*** Opening of Excerpt to read ***
WestJet confirmed Wednesday it will launch a low-fare, no frills regional airline, intensifying competition in smaller domestic markets with rival Air Canada (TSX:AC.B) for business and leisure class travellers.
"It's the next logical step in WestJet's evolution," president and CEO Gregg Saretsky said on a conference call Wednesday.
WestJet is considering either Bombardier's Q400 NextGen 70 to 80-seat aircraft designed for short hauls or Italian-French company ATR's 72-600 series, Saretsky said after the airline reported profits fell 4.3 per cent in its fourth quarter.
Saretsky said he expects that WestJet's regional airline will be up and running before the end of 2013 and the Calgary-based airline will place an order with either Bombardier (TSX:BBD.B) or ATR later this year.
"Both are excellent aircraft that would fit seamlessly into our current fleet. I want to emphasize that the regional fleet will consist of just one type of aircraft to maintain operational efficiencies and flexibility similar to the successful single-fleet approach we use in our current operations."
Saretsky said he couldn't yet say when the fleet will be delivered, nor announce market destinations or an exact launch date.
"We believe the short-haul turbo prop aircraft combined with WestJet's brand, strong balance sheet and low-cost structure will allow us to strengthen our domestic network for both leisure and business guests."
Saretsky said employees of WestJet (TSX:WJA) voted 91 per cent in favour of launching the regional carrier.
"We're trying to the degree possible to replicate exactly the way WestJet was started in 1996 — single fleet, low cost, highly productive, good utilization... a seating configuration that provides us a cost advantage over other operators of similar aircraft."
Air Canada has said it wanted to introduce a low-cost carrier to help trim costs but hasn't been able to get it in the air yet.
Chorus Aviation's Jazz (TSX:CHR.B) operates regional flights for Air Canada under contract.
*** Close of Excerpt to read ***
*** Opening of Record excerpts ***
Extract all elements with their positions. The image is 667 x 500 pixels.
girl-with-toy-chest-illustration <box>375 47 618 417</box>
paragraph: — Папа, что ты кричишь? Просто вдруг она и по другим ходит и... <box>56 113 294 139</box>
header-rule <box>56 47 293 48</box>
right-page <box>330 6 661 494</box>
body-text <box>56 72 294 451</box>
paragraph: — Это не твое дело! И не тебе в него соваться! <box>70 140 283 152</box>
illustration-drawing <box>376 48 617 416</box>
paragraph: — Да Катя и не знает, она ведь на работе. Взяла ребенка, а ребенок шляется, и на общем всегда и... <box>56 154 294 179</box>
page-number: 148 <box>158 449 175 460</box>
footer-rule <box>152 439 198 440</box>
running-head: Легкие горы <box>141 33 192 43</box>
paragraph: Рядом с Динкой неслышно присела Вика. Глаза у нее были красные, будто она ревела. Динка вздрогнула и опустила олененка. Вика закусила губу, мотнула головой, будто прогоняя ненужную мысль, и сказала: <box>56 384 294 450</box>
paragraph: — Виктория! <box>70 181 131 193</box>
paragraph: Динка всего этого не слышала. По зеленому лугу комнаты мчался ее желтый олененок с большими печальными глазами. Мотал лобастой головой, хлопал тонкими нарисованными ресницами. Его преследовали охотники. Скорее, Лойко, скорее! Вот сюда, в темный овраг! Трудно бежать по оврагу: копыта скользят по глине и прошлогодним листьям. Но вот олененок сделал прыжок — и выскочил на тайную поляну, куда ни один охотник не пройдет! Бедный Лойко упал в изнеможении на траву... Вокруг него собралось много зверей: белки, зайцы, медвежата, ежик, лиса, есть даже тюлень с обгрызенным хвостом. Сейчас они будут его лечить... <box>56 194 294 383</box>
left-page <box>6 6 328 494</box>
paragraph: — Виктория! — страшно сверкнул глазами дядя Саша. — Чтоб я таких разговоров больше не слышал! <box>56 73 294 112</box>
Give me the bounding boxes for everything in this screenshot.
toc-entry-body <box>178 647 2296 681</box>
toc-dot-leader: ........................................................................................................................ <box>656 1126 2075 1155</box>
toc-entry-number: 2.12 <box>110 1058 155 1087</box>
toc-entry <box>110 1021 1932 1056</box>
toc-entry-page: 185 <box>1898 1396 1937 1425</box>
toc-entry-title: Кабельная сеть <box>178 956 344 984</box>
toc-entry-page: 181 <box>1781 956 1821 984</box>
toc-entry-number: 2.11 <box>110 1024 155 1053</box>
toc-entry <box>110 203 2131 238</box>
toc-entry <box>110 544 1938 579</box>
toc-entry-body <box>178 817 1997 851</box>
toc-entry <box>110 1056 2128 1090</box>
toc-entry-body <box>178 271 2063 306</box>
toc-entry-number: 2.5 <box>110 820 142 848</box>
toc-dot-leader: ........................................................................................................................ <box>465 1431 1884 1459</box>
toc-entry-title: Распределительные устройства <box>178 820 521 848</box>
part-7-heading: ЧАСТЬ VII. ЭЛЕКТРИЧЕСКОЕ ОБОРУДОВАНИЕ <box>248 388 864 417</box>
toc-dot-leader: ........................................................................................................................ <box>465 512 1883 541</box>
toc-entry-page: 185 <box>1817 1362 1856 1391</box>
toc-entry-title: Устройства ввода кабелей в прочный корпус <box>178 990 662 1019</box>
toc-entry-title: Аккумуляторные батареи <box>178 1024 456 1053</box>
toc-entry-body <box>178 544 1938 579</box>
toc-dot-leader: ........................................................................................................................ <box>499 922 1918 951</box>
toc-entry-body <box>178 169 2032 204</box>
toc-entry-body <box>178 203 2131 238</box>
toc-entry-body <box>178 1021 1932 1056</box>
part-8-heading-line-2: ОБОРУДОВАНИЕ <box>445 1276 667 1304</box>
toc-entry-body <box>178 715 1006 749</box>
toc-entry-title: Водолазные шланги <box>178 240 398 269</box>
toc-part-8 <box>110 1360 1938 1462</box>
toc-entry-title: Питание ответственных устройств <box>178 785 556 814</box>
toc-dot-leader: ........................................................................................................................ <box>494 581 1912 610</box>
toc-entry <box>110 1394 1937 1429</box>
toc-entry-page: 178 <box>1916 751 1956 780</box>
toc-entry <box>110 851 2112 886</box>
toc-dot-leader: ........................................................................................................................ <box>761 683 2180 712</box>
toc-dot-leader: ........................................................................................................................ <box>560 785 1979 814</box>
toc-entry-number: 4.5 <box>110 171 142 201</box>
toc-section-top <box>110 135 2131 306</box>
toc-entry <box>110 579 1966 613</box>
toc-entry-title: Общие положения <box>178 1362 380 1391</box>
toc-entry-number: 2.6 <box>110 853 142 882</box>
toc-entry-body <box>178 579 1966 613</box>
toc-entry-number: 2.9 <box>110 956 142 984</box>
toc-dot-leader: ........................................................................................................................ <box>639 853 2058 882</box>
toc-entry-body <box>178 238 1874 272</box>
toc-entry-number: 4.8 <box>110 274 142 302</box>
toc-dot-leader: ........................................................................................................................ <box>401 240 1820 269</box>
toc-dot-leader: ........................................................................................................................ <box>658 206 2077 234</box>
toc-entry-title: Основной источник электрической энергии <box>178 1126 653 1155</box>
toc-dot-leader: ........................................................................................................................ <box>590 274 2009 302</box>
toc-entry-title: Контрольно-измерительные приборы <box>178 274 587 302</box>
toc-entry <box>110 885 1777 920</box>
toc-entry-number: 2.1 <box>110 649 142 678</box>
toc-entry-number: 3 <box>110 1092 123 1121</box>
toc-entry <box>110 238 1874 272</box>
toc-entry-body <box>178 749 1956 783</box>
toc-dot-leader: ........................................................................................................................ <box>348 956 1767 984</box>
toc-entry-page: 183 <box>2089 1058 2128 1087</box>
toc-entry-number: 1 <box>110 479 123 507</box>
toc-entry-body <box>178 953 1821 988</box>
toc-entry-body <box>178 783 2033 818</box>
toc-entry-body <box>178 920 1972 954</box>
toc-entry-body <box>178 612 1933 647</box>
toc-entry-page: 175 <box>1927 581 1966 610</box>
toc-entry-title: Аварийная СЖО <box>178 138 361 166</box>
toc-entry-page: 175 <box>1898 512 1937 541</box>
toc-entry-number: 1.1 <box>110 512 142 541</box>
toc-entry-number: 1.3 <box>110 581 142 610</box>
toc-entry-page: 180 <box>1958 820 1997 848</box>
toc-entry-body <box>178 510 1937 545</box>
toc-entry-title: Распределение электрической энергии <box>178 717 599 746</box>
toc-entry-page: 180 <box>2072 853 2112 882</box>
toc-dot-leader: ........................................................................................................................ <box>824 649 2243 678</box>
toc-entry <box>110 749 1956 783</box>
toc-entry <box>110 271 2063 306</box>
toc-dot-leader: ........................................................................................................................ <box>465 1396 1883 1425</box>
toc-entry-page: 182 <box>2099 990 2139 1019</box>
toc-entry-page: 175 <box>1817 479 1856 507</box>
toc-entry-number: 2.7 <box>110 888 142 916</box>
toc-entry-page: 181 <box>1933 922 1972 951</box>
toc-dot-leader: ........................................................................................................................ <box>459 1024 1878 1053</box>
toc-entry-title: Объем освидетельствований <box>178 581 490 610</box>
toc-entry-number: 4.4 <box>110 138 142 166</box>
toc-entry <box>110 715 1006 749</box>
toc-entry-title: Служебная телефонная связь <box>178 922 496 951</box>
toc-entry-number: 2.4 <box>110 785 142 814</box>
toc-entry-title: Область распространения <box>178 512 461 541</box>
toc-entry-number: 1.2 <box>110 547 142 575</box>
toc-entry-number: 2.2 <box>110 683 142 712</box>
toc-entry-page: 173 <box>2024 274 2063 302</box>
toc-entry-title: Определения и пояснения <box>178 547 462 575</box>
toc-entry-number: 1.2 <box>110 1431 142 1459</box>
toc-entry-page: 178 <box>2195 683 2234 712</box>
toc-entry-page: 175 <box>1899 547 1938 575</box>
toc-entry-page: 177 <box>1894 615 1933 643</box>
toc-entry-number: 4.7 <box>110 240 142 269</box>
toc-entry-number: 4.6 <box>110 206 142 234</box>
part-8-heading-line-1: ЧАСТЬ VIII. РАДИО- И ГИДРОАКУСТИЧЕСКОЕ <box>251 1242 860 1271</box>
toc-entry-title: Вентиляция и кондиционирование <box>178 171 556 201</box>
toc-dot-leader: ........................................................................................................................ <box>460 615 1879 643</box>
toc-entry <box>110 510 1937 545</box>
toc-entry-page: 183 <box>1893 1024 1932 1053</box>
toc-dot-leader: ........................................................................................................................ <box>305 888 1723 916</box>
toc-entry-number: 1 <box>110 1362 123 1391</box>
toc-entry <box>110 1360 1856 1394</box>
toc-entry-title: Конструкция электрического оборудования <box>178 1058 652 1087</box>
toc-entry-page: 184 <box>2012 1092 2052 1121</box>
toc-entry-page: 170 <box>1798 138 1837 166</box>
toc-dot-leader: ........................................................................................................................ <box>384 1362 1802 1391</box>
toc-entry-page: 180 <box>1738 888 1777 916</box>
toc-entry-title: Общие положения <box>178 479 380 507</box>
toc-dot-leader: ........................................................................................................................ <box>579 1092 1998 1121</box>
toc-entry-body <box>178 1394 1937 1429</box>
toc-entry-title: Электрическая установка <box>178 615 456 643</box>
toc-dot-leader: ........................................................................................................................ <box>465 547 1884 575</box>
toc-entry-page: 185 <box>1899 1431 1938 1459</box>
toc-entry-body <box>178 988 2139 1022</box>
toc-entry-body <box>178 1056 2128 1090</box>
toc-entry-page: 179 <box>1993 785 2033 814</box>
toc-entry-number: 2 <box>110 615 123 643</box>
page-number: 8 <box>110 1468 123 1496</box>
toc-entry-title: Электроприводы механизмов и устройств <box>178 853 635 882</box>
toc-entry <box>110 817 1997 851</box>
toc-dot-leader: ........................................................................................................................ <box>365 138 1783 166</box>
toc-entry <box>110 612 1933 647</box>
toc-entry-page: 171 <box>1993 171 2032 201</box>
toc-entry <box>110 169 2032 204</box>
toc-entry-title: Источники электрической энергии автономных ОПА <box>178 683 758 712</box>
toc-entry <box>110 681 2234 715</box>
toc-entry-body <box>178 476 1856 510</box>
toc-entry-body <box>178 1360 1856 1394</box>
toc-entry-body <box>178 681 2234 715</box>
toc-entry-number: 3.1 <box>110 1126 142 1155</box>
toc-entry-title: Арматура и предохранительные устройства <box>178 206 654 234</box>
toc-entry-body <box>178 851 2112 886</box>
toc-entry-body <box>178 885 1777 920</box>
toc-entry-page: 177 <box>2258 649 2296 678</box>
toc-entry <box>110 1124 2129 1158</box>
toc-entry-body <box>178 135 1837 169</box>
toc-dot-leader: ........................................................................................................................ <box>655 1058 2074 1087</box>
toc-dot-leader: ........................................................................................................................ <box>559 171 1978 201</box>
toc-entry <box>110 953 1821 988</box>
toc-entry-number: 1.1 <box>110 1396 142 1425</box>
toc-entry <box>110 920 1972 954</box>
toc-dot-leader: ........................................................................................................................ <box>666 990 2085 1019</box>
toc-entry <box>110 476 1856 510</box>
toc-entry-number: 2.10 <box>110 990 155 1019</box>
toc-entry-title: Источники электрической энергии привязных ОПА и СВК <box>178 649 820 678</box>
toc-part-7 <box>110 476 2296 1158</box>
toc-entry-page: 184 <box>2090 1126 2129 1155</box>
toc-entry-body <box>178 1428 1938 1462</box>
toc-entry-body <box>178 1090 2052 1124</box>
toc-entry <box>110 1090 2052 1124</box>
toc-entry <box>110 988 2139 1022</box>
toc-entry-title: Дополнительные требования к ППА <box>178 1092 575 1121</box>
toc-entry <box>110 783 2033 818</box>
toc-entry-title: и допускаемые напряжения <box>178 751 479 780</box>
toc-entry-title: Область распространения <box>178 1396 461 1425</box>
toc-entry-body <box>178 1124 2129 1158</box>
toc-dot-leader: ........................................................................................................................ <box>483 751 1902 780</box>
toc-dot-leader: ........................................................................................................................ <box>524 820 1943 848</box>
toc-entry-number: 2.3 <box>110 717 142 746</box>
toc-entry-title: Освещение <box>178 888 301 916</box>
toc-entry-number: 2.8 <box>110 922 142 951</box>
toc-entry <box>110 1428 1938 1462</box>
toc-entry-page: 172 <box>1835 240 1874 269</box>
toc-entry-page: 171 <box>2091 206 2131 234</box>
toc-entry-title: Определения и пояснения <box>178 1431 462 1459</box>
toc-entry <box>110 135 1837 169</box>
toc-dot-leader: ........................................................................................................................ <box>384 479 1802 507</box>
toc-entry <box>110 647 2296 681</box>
*** Close of Record excerpts ***
Your assignment:
Answer these questions using the article on WestJet's regional airline:
1. Which two aircraft is WestJet considering for the new regional fleet?
2. What percentage of WestJet employees voted in favor of launching the regional carrier?
3. Which carrier operates regional flights for Air Canada under contract?

Task result:
1. Bombardier's Q400 NextGen and ATR's 72-600 series.
2. 91 percent.
3. Chorus Aviation's Jazz.